Scan the records for the word "complexity". Copy each line that includes it.

※ ※ ※

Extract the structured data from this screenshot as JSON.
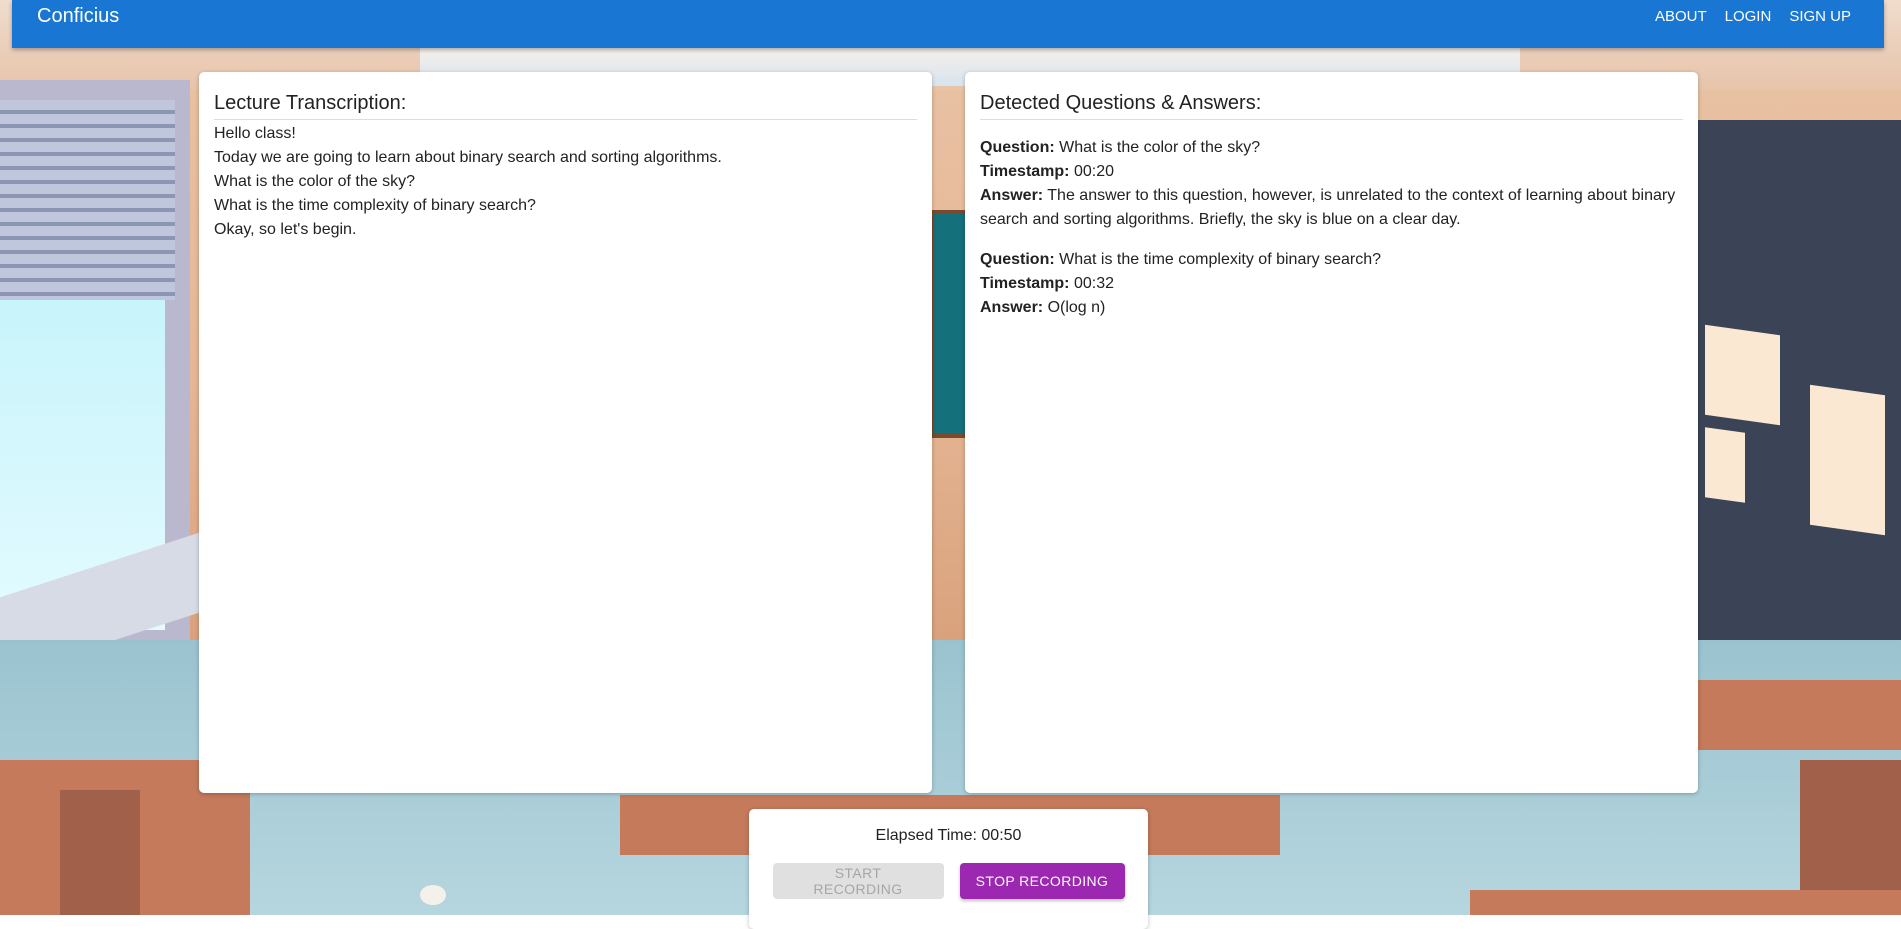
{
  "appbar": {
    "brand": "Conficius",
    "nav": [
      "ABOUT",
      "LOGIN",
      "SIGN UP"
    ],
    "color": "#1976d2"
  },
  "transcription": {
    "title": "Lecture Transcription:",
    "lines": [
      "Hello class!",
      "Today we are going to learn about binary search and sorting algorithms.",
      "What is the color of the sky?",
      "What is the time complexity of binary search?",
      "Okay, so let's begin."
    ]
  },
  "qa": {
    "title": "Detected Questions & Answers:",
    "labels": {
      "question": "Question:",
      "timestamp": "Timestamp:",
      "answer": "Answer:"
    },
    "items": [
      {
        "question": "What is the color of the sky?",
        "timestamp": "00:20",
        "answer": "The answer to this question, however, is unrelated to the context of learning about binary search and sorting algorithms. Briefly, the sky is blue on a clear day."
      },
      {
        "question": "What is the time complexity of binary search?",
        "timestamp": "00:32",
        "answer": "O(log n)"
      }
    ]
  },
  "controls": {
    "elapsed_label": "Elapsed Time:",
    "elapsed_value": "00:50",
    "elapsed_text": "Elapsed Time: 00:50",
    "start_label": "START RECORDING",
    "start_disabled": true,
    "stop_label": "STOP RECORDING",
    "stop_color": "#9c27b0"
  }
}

※ ※ ※

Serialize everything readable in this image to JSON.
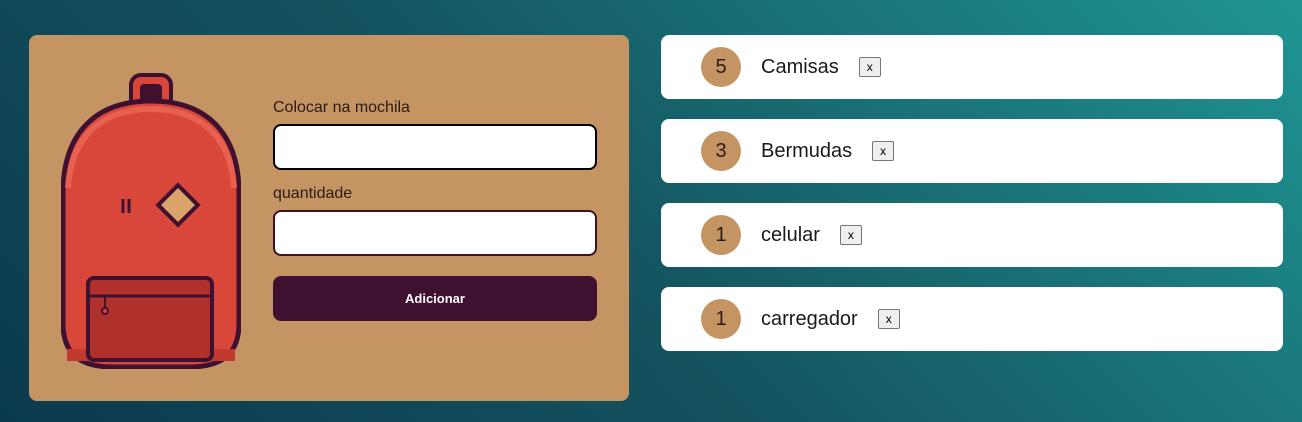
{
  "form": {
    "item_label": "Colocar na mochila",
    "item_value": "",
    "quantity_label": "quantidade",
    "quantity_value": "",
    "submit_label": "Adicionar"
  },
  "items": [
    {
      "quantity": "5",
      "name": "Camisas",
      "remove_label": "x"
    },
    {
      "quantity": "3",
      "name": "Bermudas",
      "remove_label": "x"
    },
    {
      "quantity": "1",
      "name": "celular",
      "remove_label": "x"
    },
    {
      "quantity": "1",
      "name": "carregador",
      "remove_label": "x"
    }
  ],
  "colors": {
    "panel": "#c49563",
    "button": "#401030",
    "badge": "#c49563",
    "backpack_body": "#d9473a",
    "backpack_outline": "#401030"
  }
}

※ ※ ※

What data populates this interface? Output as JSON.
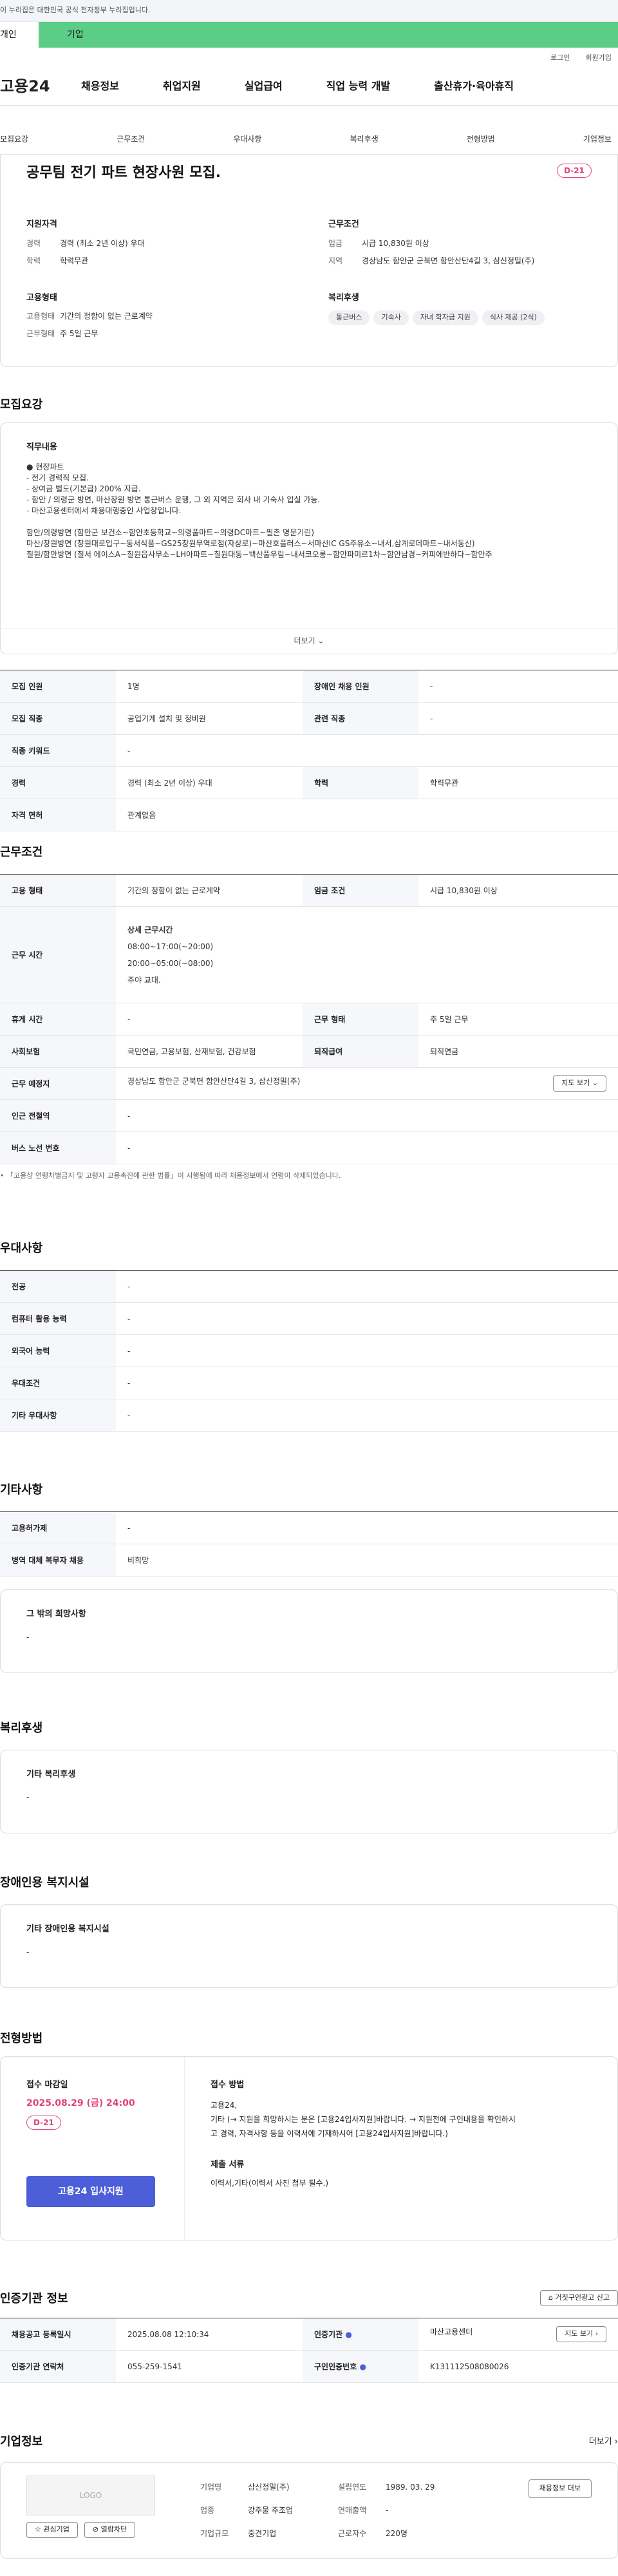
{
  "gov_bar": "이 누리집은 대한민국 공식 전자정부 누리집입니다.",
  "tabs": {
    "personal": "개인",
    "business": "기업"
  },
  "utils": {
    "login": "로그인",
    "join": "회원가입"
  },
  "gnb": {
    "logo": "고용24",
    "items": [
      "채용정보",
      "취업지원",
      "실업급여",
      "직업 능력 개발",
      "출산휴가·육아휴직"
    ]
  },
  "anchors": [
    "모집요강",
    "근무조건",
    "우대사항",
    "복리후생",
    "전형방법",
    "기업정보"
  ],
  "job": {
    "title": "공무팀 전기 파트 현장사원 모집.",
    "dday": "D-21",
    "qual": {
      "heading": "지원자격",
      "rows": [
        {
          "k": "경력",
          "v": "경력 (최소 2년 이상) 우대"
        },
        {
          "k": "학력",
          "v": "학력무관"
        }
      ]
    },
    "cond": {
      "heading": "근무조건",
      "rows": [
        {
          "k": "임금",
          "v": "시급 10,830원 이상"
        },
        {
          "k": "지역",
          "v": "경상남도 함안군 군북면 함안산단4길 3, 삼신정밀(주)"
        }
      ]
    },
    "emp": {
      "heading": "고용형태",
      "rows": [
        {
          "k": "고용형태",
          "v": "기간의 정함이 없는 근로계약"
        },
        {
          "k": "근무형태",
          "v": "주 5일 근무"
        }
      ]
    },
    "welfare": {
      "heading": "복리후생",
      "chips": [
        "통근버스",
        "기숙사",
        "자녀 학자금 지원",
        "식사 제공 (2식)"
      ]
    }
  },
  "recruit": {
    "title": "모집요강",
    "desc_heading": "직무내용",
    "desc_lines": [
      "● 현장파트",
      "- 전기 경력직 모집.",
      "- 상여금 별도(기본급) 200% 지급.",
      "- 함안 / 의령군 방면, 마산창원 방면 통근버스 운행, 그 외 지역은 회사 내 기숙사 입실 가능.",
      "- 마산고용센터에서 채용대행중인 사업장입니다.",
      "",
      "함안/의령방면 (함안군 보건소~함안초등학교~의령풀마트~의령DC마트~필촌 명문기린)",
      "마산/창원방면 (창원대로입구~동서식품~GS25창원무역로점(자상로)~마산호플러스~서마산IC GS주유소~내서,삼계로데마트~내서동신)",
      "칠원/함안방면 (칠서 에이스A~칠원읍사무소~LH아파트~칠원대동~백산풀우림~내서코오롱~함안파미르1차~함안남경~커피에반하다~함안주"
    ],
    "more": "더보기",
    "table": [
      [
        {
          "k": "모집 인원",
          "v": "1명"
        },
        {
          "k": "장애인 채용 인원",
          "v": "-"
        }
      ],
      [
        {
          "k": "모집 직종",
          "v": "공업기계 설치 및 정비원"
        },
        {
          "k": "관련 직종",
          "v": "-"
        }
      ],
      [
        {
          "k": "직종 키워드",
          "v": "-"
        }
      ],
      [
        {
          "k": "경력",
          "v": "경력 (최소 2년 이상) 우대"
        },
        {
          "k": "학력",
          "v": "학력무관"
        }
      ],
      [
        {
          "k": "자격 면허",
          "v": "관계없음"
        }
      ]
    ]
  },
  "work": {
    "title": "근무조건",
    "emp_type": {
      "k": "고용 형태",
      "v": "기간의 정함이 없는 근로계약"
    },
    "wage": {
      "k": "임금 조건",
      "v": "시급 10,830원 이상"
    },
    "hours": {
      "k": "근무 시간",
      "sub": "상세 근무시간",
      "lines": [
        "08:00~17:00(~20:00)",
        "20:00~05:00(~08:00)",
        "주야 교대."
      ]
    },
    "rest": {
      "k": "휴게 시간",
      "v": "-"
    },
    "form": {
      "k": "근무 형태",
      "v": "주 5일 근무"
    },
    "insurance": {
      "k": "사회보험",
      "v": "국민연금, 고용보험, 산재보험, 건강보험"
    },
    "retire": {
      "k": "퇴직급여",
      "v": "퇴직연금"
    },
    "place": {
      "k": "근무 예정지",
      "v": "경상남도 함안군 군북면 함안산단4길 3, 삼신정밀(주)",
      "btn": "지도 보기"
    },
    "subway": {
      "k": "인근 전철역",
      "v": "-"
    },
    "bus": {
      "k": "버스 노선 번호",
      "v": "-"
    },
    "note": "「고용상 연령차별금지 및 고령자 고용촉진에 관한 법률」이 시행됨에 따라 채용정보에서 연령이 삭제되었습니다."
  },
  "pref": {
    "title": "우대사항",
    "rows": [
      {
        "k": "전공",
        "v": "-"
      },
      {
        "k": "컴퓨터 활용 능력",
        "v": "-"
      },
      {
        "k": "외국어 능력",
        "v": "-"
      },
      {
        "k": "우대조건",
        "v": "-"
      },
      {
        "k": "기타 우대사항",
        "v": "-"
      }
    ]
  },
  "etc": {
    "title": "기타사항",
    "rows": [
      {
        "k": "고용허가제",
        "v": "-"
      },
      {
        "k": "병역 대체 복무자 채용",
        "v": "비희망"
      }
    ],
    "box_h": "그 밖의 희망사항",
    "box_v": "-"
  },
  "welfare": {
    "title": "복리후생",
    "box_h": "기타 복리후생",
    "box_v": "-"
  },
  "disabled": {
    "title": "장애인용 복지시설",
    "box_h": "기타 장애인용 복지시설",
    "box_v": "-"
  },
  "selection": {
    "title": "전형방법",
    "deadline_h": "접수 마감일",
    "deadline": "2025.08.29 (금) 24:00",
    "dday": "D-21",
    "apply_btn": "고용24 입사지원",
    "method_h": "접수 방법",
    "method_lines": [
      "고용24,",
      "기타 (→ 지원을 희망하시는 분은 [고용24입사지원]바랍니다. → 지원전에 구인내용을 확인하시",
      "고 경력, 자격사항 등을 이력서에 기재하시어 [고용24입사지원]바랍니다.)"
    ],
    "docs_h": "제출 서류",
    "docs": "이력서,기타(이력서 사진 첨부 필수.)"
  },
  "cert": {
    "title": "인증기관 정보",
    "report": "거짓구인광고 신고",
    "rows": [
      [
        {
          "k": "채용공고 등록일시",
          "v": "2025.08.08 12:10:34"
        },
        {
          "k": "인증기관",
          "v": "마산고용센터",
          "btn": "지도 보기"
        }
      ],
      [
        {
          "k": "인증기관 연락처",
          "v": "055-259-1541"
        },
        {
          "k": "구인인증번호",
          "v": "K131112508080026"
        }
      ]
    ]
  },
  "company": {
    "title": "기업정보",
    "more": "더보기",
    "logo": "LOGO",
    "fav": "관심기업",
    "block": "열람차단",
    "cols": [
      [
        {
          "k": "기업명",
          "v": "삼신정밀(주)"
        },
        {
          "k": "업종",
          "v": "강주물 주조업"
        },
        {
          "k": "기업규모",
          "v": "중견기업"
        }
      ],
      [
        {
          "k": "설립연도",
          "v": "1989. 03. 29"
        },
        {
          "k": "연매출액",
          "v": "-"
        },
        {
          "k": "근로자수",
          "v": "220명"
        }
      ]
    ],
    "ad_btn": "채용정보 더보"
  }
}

※ ※ ※

**Answer to this exercise**
      "What is the time complexity of binary search?",
        "question": "What is the time complexity of binary search?",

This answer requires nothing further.